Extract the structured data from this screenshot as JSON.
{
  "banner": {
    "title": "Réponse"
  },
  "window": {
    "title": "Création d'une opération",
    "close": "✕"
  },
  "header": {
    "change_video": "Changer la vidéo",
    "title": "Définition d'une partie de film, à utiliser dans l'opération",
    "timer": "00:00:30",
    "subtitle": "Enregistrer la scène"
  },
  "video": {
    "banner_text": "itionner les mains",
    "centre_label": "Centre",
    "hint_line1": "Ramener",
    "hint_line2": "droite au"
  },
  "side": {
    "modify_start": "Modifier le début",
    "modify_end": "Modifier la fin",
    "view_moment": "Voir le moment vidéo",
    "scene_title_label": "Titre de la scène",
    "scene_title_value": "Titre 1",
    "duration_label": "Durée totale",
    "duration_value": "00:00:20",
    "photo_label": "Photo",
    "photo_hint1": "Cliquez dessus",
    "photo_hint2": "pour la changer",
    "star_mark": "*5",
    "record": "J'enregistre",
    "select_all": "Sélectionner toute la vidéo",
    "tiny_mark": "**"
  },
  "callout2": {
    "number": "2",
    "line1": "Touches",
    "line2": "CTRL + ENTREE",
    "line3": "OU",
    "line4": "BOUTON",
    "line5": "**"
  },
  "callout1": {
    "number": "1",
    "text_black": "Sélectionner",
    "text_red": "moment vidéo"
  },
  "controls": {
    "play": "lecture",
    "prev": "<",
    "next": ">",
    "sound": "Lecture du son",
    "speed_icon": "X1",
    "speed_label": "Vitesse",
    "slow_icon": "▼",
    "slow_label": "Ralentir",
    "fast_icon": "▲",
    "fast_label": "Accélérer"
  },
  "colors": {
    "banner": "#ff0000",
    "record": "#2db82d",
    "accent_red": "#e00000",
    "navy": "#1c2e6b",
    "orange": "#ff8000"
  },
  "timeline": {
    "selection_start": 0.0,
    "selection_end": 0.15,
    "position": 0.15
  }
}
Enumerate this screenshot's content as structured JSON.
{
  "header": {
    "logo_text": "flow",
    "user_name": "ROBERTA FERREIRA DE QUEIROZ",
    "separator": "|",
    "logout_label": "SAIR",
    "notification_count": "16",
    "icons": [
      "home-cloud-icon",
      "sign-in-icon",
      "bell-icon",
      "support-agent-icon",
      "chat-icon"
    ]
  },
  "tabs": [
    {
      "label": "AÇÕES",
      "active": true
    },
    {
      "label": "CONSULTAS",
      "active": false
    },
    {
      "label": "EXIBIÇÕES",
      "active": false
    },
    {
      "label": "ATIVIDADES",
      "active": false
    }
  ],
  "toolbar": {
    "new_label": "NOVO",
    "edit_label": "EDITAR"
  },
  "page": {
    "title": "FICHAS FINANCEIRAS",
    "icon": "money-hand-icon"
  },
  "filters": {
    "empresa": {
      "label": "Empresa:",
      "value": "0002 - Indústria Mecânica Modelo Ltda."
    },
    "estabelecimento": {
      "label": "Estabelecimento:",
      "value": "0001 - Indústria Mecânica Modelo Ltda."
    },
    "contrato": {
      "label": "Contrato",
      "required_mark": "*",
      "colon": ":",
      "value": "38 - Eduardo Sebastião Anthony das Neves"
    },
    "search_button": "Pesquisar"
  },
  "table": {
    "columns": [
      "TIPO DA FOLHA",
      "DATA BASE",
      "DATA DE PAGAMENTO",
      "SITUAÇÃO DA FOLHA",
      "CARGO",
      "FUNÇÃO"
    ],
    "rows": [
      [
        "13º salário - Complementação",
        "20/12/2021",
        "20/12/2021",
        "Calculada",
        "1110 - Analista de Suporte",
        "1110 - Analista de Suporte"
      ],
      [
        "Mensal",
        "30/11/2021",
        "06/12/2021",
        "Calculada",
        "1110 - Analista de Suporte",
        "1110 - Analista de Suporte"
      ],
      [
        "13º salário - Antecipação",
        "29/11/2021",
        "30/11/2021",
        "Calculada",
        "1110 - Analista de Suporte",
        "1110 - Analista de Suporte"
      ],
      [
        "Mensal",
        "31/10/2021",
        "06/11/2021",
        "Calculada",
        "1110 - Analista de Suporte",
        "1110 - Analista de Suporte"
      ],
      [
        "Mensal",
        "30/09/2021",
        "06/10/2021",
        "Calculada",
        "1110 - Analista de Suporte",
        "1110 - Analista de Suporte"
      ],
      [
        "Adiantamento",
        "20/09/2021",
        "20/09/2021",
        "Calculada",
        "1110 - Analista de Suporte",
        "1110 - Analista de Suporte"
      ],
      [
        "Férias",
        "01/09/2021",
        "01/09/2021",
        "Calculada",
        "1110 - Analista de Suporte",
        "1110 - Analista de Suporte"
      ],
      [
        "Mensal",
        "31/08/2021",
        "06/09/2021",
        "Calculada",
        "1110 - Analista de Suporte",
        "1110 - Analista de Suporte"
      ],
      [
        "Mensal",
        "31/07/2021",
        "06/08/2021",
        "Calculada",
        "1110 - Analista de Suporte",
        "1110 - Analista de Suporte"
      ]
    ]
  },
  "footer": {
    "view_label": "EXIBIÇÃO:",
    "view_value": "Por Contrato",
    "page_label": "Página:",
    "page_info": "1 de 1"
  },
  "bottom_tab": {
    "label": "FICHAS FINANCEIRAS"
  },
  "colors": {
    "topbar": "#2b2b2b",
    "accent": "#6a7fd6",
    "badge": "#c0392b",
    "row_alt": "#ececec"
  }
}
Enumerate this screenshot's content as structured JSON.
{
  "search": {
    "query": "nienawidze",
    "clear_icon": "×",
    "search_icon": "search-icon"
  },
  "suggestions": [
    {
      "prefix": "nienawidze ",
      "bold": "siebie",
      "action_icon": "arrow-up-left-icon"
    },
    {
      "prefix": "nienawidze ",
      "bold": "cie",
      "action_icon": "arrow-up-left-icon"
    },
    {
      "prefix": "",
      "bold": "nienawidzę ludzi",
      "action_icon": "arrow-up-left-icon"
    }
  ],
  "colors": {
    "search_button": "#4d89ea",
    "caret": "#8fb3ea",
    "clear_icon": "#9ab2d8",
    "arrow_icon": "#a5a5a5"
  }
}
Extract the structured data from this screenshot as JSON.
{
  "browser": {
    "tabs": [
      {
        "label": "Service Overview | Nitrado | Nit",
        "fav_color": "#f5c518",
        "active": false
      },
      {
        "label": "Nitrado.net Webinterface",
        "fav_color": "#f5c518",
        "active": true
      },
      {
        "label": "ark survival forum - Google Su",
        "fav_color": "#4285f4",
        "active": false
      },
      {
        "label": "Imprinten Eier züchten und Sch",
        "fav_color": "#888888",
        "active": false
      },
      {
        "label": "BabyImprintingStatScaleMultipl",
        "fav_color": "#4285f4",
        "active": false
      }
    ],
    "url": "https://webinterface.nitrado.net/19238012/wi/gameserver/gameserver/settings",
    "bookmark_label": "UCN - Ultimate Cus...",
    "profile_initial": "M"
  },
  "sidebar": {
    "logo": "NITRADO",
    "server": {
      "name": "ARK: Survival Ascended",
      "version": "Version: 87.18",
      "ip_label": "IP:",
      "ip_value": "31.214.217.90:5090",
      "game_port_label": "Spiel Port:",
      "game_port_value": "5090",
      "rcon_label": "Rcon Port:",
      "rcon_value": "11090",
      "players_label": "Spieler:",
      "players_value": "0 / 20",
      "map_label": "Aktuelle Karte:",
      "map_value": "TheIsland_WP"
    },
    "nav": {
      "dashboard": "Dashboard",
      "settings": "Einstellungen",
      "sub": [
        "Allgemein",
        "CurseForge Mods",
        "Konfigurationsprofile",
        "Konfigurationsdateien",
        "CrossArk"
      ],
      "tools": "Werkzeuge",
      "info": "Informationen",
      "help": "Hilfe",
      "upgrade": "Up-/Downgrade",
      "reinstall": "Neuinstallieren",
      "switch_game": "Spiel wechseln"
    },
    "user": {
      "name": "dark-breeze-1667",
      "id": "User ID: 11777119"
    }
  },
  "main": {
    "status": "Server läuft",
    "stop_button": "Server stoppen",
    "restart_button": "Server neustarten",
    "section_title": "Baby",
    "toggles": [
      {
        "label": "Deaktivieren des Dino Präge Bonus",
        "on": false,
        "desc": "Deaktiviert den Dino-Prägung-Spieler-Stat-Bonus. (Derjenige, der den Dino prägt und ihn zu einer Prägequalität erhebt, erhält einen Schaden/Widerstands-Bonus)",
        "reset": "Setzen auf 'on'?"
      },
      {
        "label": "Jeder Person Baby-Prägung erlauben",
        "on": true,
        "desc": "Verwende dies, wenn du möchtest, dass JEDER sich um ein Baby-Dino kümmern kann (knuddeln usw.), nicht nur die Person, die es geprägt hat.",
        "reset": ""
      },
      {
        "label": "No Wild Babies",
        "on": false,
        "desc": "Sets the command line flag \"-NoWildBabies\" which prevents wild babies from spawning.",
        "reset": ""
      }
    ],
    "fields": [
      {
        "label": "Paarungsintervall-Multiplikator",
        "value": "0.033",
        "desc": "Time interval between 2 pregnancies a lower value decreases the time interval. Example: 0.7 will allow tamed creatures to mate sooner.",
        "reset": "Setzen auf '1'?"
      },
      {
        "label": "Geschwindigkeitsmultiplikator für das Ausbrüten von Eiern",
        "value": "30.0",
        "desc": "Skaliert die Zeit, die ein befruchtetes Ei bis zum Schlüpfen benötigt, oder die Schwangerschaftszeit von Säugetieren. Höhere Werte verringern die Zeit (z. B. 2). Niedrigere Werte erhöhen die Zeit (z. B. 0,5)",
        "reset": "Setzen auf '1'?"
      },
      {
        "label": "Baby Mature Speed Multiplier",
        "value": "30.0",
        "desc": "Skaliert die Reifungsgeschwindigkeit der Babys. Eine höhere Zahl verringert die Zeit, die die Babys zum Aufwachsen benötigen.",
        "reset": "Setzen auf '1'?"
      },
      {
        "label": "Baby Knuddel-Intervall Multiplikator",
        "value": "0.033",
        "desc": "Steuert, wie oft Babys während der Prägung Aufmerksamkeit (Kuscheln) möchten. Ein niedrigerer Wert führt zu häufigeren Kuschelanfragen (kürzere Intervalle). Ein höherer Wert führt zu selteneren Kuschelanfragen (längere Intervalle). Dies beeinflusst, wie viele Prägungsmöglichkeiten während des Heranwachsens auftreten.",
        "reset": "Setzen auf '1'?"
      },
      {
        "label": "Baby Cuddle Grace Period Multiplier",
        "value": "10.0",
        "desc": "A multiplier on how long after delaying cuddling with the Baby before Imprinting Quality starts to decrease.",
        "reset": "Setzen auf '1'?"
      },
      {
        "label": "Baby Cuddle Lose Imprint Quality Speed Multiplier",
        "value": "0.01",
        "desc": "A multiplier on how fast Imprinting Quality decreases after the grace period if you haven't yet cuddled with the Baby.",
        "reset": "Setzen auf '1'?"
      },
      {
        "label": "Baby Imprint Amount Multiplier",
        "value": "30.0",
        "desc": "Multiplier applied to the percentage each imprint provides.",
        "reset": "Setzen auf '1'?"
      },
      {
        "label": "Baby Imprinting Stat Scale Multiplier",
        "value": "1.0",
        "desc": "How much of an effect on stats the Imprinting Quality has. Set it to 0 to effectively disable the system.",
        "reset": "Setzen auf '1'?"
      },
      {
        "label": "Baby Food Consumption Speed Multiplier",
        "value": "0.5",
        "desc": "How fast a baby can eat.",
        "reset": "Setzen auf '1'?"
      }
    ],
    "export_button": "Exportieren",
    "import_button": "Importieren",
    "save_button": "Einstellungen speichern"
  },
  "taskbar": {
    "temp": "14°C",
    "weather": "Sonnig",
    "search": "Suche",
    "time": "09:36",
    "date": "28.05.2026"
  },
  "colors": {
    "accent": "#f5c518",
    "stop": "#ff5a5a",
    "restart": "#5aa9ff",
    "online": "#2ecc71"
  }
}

------------------------------------------------------------------------

Extract every line that has the string "Person" in it.

Task result ::
        "label": "Jeder Person Baby-Prägung erlauben",
        "desc": "Verwende dies, wenn du möchtest, dass JEDER sich um ein Baby-Dino kümmern kann (knuddeln usw.), nicht nur die Person, die es geprägt hat.",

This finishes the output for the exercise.